→ **What the task requires**: Pull every line with the word "time" out of the entries below.

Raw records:
---------------

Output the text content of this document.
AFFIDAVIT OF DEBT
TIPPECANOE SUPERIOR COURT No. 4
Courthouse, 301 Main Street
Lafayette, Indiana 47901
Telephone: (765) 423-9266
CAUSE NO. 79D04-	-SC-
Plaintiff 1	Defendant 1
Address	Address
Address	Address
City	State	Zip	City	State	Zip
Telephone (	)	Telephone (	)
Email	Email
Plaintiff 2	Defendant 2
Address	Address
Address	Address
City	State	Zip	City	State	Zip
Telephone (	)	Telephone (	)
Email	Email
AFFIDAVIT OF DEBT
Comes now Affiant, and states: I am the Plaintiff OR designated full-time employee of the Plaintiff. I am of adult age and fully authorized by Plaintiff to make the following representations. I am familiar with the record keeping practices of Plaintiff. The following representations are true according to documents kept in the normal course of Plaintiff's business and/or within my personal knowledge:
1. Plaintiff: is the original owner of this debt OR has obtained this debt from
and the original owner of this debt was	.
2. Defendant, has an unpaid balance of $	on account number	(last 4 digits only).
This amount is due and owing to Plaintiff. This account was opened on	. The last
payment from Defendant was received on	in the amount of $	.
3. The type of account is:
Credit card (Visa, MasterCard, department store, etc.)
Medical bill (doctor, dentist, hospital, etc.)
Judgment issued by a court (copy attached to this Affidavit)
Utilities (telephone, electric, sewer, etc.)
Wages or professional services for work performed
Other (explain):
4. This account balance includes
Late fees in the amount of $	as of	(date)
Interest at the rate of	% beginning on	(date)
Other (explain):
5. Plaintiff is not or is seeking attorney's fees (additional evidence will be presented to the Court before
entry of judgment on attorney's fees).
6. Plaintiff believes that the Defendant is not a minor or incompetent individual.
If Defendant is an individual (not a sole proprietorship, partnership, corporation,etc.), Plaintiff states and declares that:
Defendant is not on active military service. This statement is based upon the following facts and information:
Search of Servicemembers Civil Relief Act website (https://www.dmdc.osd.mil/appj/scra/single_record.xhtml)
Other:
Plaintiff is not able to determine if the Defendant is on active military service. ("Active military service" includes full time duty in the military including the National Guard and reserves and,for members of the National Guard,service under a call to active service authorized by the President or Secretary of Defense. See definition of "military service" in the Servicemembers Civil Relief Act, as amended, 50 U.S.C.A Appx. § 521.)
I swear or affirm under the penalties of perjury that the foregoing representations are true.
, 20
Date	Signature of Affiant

---------------

→ **Result of this exercise**:
Comes now Affiant, and states: I am the Plaintiff OR designated full-time employee of the Plaintiff. I am of adult age and fully authorized by Plaintiff to make the following representations. I am familiar with the record keeping practices of Plaintiff. The following representations are true according to documents kept in the normal course of Plaintiff's business and/or within my personal knowledge:
Plaintiff is not able to determine if the Defendant is on active military service. ("Active military service" includes full time duty in the military including the National Guard and reserves and,for members of the National Guard,service under a call to active service authorized by the President or Secretary of Defense. See definition of "military service" in the Servicemembers Civil Relief Act, as amended, 50 U.S.C.A Appx. § 521.)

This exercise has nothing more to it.